## Data extract
— begin —
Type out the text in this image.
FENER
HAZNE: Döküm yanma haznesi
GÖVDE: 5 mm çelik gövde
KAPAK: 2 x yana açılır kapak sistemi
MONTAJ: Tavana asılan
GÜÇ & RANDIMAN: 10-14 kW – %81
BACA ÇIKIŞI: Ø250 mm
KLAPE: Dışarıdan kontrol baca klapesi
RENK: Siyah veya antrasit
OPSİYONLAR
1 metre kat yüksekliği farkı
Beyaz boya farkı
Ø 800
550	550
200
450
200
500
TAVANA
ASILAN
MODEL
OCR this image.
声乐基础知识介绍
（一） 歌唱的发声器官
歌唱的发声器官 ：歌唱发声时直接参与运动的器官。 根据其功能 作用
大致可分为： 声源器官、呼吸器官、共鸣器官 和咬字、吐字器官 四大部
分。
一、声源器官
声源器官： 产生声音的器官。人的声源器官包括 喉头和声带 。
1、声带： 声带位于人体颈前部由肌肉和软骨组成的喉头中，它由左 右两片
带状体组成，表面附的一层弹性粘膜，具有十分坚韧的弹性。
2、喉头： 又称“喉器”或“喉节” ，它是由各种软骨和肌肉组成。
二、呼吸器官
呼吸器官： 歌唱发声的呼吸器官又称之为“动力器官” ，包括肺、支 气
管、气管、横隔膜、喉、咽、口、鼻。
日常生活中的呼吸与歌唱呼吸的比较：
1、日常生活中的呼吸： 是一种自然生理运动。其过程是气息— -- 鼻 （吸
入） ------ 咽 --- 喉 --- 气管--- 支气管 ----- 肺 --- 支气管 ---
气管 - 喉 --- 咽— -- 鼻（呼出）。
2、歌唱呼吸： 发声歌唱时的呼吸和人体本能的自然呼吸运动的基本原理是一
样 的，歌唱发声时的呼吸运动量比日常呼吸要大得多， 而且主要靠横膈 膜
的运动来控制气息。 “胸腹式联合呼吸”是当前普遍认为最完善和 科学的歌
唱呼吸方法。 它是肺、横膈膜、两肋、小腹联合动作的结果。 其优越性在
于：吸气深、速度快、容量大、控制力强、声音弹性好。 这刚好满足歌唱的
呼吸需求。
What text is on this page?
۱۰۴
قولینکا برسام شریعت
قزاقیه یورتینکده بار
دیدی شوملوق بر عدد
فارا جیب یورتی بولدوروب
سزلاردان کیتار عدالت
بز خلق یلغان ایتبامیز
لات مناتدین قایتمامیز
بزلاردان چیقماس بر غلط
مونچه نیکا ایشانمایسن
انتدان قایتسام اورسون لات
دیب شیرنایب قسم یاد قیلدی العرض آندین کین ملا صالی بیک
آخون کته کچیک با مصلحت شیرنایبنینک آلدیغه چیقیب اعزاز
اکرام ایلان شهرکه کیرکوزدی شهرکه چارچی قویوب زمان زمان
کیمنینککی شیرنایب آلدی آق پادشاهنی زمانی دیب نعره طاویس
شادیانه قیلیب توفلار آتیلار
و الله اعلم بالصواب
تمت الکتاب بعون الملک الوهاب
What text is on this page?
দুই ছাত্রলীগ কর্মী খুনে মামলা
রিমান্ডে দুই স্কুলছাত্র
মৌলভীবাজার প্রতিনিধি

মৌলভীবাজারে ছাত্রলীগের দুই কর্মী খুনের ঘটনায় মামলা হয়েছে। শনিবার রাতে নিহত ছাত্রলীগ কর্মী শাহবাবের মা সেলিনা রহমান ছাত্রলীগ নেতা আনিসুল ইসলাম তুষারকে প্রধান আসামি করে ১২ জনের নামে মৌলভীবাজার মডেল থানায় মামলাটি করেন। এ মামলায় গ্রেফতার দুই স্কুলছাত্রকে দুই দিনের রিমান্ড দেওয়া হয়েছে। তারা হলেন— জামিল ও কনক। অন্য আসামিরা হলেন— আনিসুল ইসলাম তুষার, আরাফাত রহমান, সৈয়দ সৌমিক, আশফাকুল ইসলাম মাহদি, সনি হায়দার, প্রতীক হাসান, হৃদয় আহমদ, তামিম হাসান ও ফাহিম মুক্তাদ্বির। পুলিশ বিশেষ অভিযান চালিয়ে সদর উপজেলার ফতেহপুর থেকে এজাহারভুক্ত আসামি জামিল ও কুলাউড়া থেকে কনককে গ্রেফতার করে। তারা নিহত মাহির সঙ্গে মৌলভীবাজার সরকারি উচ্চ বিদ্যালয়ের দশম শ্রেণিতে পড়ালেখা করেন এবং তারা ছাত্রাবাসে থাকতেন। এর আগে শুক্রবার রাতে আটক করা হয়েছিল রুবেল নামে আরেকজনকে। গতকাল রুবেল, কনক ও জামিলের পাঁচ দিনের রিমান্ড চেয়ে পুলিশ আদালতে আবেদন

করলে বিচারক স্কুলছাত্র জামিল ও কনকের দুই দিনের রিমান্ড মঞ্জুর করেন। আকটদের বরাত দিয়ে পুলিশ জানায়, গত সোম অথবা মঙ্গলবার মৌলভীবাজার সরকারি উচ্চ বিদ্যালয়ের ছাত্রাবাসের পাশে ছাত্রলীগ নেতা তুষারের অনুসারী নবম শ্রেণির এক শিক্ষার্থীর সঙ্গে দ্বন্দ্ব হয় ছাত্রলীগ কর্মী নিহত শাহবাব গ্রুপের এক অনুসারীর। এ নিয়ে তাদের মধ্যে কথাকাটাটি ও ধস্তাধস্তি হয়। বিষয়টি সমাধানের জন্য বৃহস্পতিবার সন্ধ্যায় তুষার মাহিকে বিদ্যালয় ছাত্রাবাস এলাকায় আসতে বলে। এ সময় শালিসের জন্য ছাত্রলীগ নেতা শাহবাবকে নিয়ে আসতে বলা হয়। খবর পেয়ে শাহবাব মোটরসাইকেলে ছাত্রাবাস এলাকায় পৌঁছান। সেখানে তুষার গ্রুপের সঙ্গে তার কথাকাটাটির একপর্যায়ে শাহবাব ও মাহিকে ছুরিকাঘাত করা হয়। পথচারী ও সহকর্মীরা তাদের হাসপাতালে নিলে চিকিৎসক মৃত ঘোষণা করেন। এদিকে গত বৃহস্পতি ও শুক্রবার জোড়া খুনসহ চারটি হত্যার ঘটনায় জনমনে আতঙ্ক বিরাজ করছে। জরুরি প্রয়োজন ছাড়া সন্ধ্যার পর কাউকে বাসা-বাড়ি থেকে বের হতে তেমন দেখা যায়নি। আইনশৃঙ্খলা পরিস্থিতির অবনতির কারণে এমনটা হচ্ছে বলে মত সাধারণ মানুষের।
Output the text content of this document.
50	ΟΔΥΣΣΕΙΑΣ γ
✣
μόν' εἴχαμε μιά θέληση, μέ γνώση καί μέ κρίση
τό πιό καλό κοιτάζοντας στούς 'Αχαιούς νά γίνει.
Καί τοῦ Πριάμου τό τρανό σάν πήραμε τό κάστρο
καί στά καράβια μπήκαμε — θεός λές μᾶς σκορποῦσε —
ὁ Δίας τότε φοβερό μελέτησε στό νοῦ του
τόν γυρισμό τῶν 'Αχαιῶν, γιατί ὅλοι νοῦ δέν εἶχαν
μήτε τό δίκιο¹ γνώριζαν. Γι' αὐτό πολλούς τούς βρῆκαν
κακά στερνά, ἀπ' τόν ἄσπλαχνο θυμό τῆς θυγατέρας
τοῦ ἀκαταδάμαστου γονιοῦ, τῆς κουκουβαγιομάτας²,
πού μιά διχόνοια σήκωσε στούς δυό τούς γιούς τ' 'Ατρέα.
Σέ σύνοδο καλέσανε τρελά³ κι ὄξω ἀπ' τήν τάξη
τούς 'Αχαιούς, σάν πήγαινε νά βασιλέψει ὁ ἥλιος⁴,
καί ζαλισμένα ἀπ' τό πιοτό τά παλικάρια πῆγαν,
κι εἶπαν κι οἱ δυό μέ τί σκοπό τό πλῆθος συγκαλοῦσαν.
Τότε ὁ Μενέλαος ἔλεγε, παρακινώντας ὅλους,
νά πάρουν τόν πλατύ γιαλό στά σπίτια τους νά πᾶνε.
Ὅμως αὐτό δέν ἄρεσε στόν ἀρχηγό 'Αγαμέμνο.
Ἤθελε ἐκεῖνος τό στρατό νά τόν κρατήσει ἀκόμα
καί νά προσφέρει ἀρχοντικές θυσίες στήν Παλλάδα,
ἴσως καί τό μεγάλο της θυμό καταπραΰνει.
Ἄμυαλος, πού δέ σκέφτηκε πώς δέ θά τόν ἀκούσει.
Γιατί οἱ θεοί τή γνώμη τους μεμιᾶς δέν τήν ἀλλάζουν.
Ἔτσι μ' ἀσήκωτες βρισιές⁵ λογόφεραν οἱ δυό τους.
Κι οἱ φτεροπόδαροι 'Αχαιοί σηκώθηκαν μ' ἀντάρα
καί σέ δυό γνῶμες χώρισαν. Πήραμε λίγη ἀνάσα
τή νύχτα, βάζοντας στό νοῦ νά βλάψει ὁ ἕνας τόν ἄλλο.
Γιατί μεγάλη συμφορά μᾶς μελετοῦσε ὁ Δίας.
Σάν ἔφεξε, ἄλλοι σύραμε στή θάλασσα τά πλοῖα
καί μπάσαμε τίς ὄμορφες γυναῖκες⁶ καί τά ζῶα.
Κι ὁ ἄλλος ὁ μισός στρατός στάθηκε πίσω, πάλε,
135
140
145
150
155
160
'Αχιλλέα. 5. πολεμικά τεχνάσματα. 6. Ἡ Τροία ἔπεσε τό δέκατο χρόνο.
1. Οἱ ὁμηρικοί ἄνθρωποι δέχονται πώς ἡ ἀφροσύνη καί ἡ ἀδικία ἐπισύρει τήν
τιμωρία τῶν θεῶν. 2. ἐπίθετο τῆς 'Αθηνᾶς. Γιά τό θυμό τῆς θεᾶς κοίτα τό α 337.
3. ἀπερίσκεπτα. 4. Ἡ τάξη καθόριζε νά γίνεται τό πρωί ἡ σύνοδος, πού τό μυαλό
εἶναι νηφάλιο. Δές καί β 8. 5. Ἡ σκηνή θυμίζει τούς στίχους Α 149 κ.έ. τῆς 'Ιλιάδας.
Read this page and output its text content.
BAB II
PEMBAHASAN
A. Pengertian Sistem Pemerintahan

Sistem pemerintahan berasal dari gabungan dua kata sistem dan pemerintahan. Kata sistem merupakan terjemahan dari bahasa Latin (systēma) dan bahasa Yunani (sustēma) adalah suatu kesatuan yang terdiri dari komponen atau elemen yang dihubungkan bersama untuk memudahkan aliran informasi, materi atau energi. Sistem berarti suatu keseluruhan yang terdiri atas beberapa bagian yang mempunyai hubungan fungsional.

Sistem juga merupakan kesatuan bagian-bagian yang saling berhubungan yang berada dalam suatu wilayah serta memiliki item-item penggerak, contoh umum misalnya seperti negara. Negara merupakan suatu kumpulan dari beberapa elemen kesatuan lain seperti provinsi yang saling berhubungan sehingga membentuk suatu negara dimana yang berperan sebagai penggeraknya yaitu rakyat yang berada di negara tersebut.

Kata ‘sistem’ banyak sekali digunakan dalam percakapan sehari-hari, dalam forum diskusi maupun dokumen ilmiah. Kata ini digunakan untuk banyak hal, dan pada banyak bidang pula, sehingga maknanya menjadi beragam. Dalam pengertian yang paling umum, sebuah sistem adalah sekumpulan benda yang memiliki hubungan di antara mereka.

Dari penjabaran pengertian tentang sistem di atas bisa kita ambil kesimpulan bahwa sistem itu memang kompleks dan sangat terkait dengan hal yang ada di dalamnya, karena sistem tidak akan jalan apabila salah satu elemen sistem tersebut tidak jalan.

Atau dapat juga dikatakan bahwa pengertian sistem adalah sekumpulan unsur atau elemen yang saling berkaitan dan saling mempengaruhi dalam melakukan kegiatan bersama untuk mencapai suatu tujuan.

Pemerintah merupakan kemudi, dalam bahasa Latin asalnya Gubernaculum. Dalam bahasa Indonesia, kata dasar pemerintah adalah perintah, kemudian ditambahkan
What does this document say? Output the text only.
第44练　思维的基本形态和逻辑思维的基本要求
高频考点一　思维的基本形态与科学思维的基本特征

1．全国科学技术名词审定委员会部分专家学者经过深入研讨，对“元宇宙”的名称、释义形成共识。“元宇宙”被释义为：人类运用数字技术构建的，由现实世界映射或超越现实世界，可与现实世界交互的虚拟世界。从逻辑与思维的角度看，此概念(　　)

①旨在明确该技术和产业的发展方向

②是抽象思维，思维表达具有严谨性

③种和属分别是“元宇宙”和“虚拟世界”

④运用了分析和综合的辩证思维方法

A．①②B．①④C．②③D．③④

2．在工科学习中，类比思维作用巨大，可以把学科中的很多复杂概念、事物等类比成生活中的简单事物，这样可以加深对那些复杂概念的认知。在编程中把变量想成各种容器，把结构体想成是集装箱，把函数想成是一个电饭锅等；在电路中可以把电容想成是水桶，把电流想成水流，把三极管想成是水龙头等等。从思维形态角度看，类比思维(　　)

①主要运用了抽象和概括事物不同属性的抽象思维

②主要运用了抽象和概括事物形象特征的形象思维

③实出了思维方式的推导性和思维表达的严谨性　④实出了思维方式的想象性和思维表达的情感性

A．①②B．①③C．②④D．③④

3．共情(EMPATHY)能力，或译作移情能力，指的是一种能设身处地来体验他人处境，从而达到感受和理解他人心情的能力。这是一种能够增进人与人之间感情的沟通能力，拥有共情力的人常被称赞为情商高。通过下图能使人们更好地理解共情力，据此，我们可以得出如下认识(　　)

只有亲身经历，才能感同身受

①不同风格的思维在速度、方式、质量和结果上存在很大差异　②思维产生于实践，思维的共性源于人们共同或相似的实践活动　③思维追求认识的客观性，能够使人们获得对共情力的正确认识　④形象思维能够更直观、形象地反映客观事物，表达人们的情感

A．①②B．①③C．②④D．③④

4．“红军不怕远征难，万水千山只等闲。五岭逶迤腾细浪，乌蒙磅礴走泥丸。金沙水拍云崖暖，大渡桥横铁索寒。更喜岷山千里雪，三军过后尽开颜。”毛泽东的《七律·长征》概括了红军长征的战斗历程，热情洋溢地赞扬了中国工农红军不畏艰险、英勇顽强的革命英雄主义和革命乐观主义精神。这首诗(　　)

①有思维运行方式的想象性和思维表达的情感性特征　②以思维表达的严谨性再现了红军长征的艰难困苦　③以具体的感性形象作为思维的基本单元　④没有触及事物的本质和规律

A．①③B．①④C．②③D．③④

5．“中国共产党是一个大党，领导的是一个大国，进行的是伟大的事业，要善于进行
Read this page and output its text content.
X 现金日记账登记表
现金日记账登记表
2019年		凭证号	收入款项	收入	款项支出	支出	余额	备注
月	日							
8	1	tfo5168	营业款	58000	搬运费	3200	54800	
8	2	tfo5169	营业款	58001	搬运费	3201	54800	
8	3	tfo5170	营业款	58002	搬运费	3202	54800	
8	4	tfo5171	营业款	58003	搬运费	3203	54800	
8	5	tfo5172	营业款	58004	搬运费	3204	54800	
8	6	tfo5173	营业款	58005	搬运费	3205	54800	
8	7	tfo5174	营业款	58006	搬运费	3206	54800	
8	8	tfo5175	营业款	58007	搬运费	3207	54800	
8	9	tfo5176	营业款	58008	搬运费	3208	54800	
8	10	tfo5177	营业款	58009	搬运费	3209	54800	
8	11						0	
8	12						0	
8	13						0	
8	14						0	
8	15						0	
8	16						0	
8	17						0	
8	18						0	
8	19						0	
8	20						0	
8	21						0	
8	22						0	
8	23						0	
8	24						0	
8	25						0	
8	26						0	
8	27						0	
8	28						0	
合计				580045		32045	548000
— end —
## What to produce
Copy out every line of the data that includes "bagian".

## Written reply
Sistem pemerintahan berasal dari gabungan dua kata sistem dan pemerintahan. Kata sistem merupakan terjemahan dari bahasa Latin (systēma) dan bahasa Yunani (sustēma) adalah suatu kesatuan yang terdiri dari komponen atau elemen yang dihubungkan bersama untuk memudahkan aliran informasi, materi atau energi. Sistem berarti suatu keseluruhan yang terdiri atas beberapa bagian yang mempunyai hubungan fungsional.
Sistem juga merupakan kesatuan bagian-bagian yang saling berhubungan yang berada dalam suatu wilayah serta memiliki item-item penggerak, contoh umum misalnya seperti negara. Negara merupakan suatu kumpulan dari beberapa elemen kesatuan lain seperti provinsi yang saling berhubungan sehingga membentuk suatu negara dimana yang berperan sebagai penggeraknya yaitu rakyat yang berada di negara tersebut.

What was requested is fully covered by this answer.